Entries provided:
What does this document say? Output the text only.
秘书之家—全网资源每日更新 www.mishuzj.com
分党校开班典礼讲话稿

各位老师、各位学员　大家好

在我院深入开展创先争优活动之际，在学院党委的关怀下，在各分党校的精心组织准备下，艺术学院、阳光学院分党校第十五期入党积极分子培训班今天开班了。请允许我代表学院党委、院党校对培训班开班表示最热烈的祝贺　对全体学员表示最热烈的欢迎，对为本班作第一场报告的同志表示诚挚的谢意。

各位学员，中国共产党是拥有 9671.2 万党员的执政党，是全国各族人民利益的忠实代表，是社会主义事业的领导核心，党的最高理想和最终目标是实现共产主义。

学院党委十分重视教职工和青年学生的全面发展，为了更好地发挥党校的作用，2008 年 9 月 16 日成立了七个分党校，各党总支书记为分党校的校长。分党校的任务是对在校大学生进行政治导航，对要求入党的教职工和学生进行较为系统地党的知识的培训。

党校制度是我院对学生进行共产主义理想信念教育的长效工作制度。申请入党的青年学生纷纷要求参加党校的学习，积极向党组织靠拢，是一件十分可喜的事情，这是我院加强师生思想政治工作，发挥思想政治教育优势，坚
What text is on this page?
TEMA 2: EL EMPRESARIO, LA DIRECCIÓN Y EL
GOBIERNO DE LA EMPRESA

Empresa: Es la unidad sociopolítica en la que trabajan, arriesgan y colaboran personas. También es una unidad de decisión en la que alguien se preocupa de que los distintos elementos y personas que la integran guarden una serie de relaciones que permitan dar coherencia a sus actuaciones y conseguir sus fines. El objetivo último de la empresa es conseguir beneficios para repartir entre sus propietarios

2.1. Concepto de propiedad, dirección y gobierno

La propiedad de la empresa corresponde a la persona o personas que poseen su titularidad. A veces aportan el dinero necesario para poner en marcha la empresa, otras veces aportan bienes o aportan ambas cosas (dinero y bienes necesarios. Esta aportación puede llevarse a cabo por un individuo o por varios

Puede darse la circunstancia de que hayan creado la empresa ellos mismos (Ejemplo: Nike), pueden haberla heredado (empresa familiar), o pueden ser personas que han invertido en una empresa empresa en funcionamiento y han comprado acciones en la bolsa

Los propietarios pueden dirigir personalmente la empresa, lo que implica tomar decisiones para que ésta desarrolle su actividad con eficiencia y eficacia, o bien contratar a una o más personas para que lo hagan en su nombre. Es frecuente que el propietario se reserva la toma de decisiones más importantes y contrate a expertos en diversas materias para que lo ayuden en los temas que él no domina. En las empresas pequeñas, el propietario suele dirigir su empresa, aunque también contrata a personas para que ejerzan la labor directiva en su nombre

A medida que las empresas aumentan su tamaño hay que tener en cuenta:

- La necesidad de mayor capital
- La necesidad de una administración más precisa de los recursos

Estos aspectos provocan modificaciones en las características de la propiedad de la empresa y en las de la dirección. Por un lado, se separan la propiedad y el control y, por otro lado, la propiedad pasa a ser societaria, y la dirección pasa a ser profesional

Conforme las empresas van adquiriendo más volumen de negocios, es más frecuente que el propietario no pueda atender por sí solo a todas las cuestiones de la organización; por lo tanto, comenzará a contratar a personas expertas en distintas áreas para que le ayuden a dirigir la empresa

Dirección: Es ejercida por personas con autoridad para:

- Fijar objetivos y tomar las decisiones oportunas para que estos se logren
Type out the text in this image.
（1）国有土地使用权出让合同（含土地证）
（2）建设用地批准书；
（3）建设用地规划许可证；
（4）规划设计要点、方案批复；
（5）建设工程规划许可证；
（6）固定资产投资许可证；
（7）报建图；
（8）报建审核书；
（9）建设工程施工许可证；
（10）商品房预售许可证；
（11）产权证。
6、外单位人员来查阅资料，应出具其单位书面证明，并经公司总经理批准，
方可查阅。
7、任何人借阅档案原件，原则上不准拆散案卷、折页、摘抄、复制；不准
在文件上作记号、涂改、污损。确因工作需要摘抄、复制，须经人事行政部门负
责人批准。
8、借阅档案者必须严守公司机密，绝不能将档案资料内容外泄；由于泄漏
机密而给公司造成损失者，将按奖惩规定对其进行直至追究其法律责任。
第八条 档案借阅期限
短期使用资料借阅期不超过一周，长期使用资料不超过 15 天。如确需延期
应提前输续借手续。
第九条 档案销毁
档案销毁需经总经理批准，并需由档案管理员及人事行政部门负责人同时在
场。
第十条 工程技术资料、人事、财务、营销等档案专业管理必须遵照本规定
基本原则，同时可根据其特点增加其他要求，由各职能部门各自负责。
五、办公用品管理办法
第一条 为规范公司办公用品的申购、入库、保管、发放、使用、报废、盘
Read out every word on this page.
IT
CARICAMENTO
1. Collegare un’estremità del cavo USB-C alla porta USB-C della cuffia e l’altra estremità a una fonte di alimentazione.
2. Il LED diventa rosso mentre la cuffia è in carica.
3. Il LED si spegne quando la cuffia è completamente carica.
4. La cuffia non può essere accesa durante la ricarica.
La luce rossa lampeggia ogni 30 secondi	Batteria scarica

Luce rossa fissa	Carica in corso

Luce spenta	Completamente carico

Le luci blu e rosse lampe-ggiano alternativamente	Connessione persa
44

Exercise task: Using the entries above, find all lines with "tomar". Copy them.

The reply:
Los propietarios pueden dirigir personalmente la empresa, lo que implica tomar decisiones para que ésta desarrolle su actividad con eficiencia y eficacia, o bien contratar a una o más personas para que lo hagan en su nombre. Es frecuente que el propietario se reserva la toma de decisiones más importantes y contrate a expertos en diversas materias para que lo ayuden en los temas que él no domina. En las empresas pequeñas, el propietario suele dirigir su empresa, aunque también contrata a personas para que ejerzan la labor directiva en su nombre
- Fijar objetivos y tomar las decisiones oportunas para que estos se logren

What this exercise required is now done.